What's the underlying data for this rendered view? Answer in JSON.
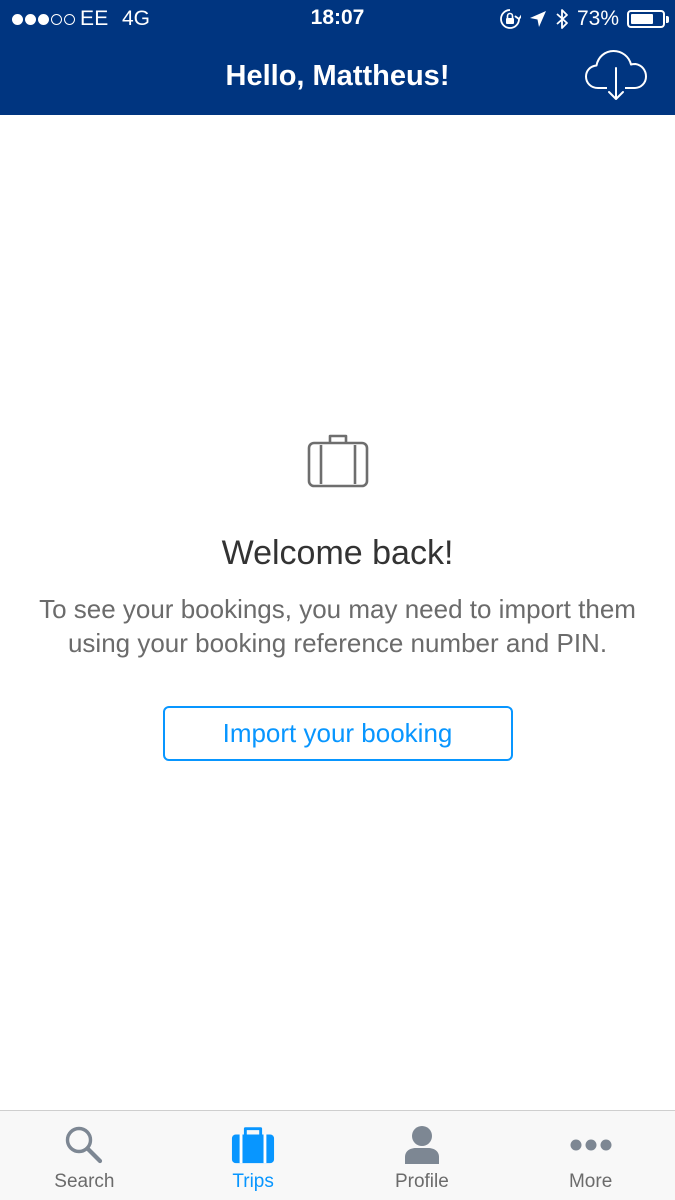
{
  "status_bar": {
    "carrier": "EE",
    "network": "4G",
    "time": "18:07",
    "battery_percent": "73%",
    "battery_level": 0.73,
    "signal_bars_filled": 3,
    "signal_bars_total": 5
  },
  "header": {
    "title": "Hello, Mattheus!",
    "action_icon": "cloud-download-icon"
  },
  "empty_state": {
    "icon": "suitcase-icon",
    "title": "Welcome back!",
    "message": "To see your bookings, you may need to import them using your booking reference number and PIN.",
    "button_label": "Import your booking"
  },
  "tab_bar": {
    "tabs": [
      {
        "label": "Search",
        "icon": "search-icon",
        "active": false
      },
      {
        "label": "Trips",
        "icon": "suitcase-icon",
        "active": true
      },
      {
        "label": "Profile",
        "icon": "person-icon",
        "active": false
      },
      {
        "label": "More",
        "icon": "more-icon",
        "active": false
      }
    ]
  },
  "colors": {
    "brand_blue": "#003580",
    "accent_blue": "#0896ff",
    "inactive_tab": "#6b6b6b",
    "icon_gray": "#7d8793"
  }
}
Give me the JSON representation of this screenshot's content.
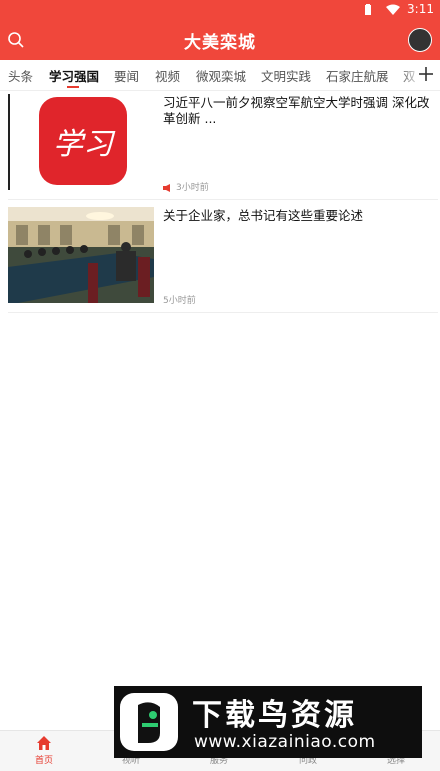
{
  "status_bar": {
    "time": "3:11"
  },
  "header": {
    "title": "大美栾城"
  },
  "tabs": [
    {
      "label": "头条"
    },
    {
      "label": "学习强国",
      "active": true
    },
    {
      "label": "要闻"
    },
    {
      "label": "视频"
    },
    {
      "label": "微观栾城"
    },
    {
      "label": "文明实践"
    },
    {
      "label": "石家庄航展"
    },
    {
      "label": "双"
    }
  ],
  "news": [
    {
      "headline": "习近平八一前夕视察空军航空大学时强调 深化改革创新 ...",
      "time": "3小时前",
      "thumbnail_text": "学习",
      "has_audio": true
    },
    {
      "headline": "关于企业家，总书记有这些重要论述",
      "time": "5小时前",
      "thumbnail_text": "",
      "has_audio": false
    }
  ],
  "bottom_nav": [
    {
      "label": "首页",
      "active": true
    },
    {
      "label": "视听"
    },
    {
      "label": "服务"
    },
    {
      "label": "问政"
    },
    {
      "label": "选择"
    }
  ],
  "watermark": {
    "title": "下载鸟资源",
    "url": "www.xiazainiao.com"
  },
  "colors": {
    "brand": "#f0473b",
    "accent": "#e63b2f",
    "text": "#222222",
    "meta": "#999999"
  }
}
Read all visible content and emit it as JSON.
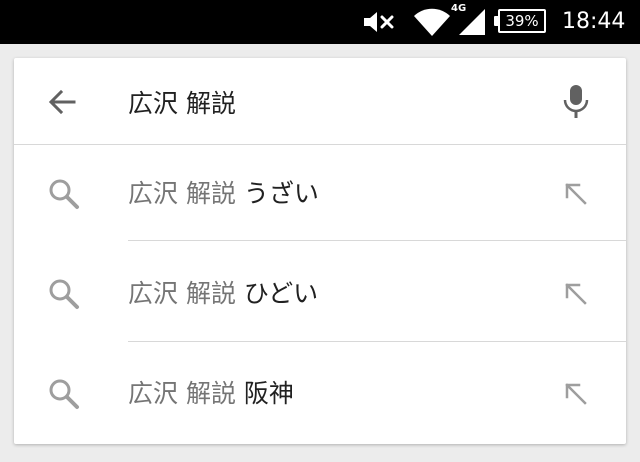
{
  "status_bar": {
    "time": "18:44",
    "battery": "39%",
    "network_type": "4G",
    "icons": [
      "volume-mute-icon",
      "wifi-icon",
      "cell-signal-icon",
      "battery-icon"
    ]
  },
  "search": {
    "query": "広沢 解説",
    "icons": {
      "back": "arrow-back-icon",
      "voice": "microphone-icon"
    }
  },
  "suggestions": [
    {
      "prefix": "広沢 解説",
      "suffix": "うざい",
      "icon": "search-icon",
      "action_icon": "arrow-up-left-icon"
    },
    {
      "prefix": "広沢 解説",
      "suffix": "ひどい",
      "icon": "search-icon",
      "action_icon": "arrow-up-left-icon"
    },
    {
      "prefix": "広沢 解説",
      "suffix": "阪神",
      "icon": "search-icon",
      "action_icon": "arrow-up-left-icon"
    }
  ],
  "colors": {
    "status_bar_bg": "#000000",
    "page_bg": "#ececec",
    "card_bg": "#ffffff",
    "primary_text": "#212121",
    "secondary_text": "#757575",
    "icon_gray": "#9e9e9e",
    "divider": "#d8d8d8"
  }
}
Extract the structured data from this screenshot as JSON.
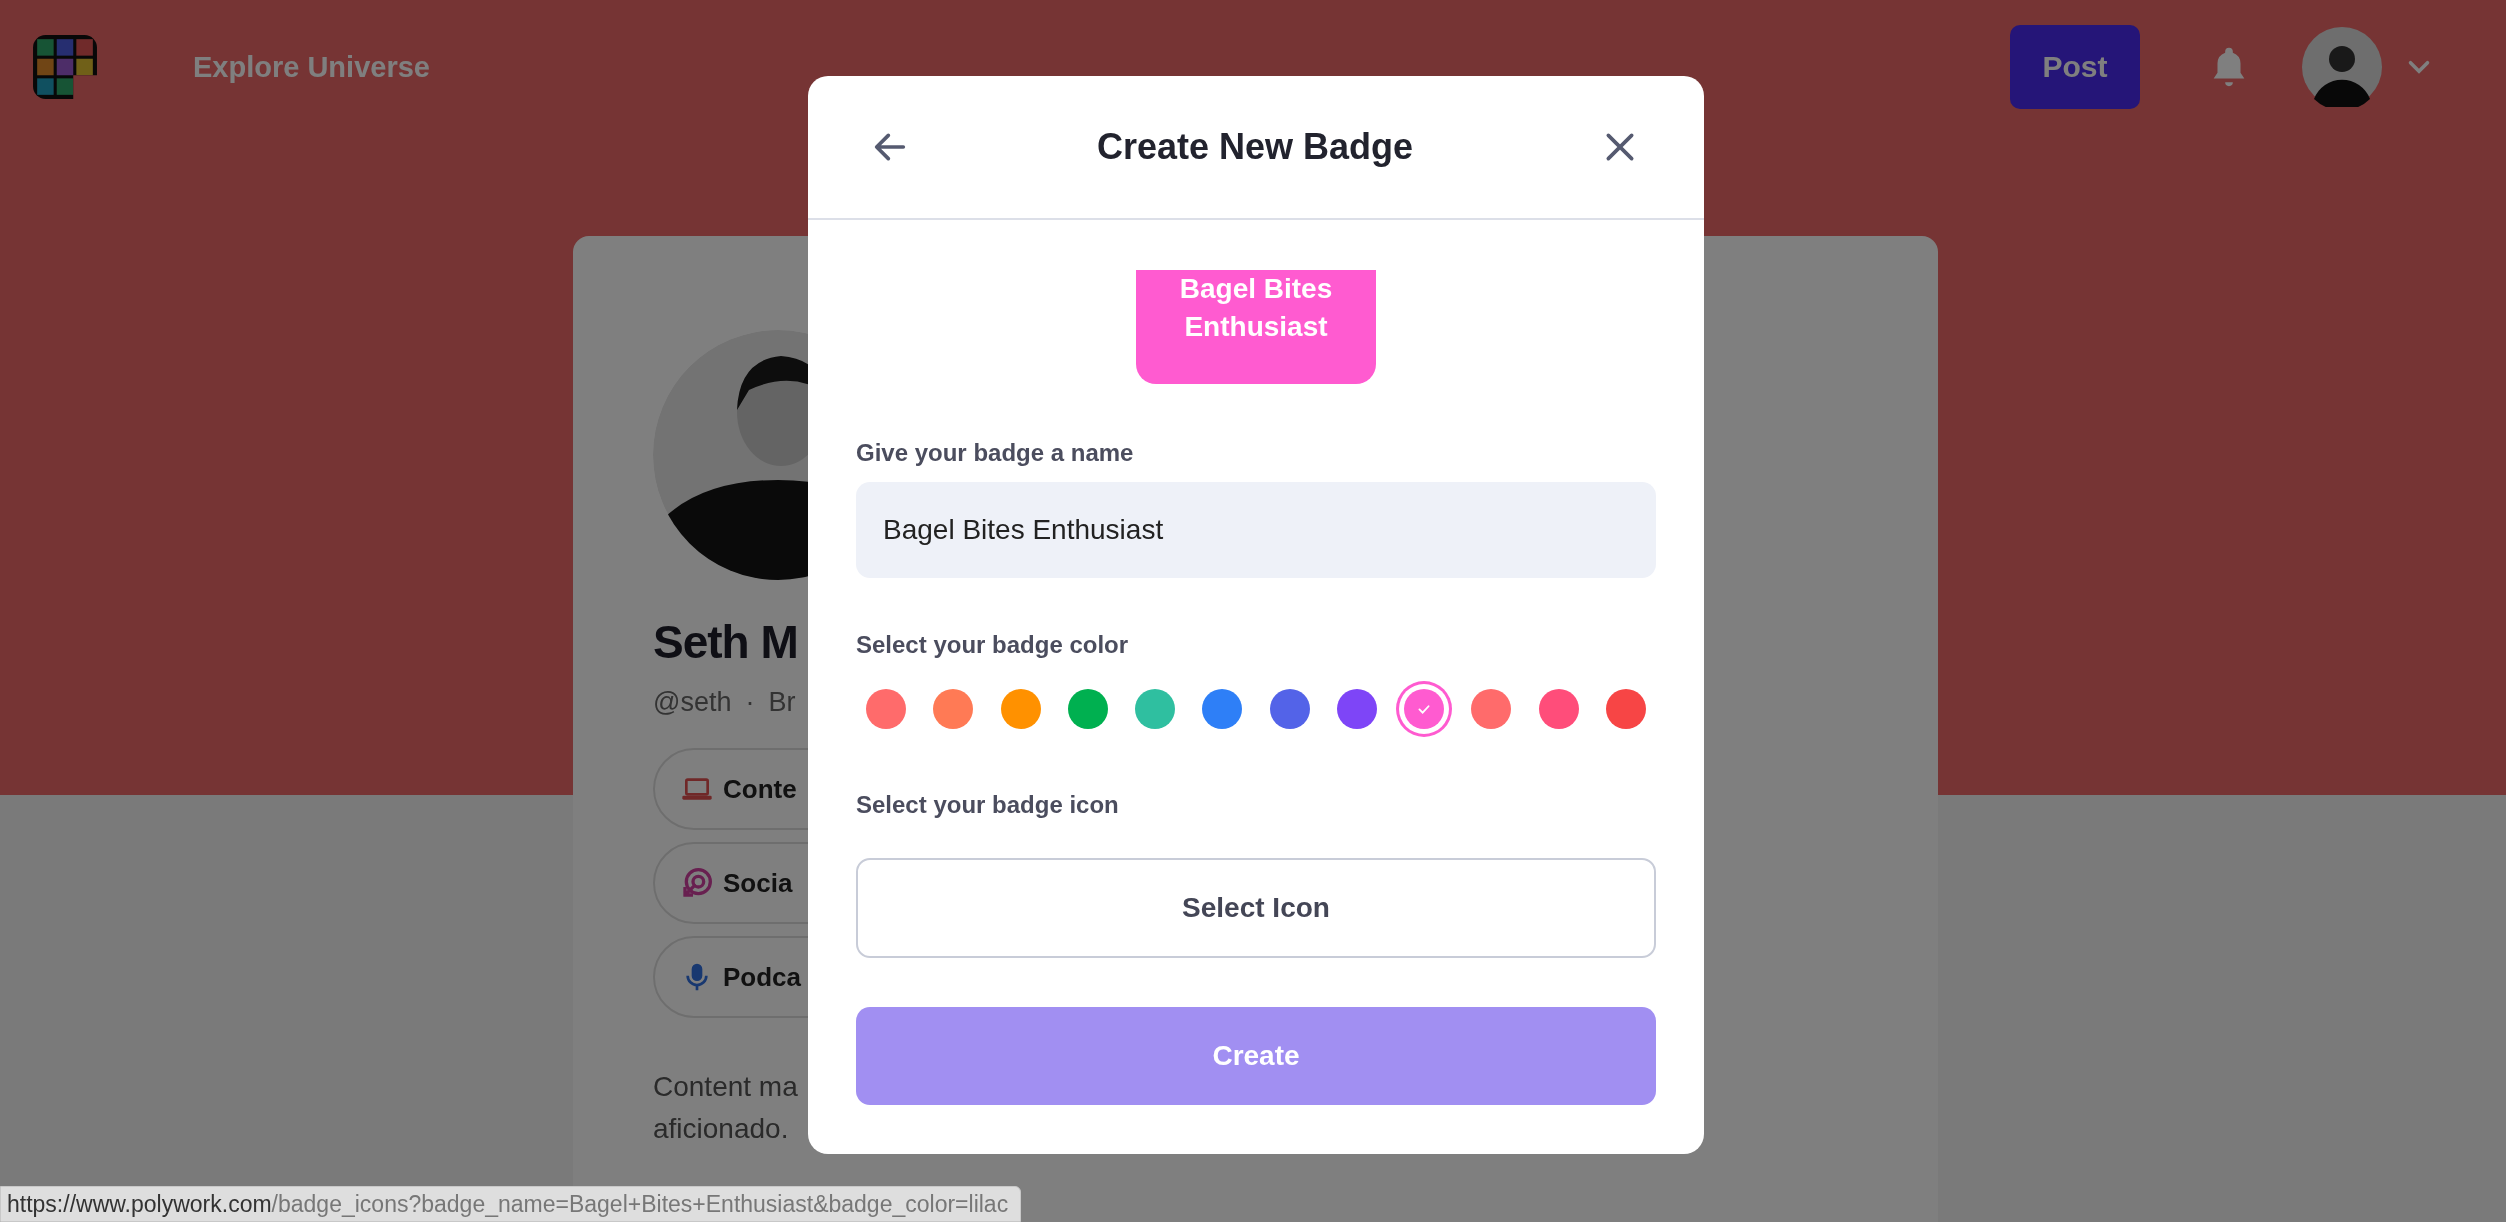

====

▶ Work to be completed
Return each line with "data".

▶ Task solution
What's the underlying data for this rendered view? Answer in JSON.
Extract the structured data from this screenshot as JSON.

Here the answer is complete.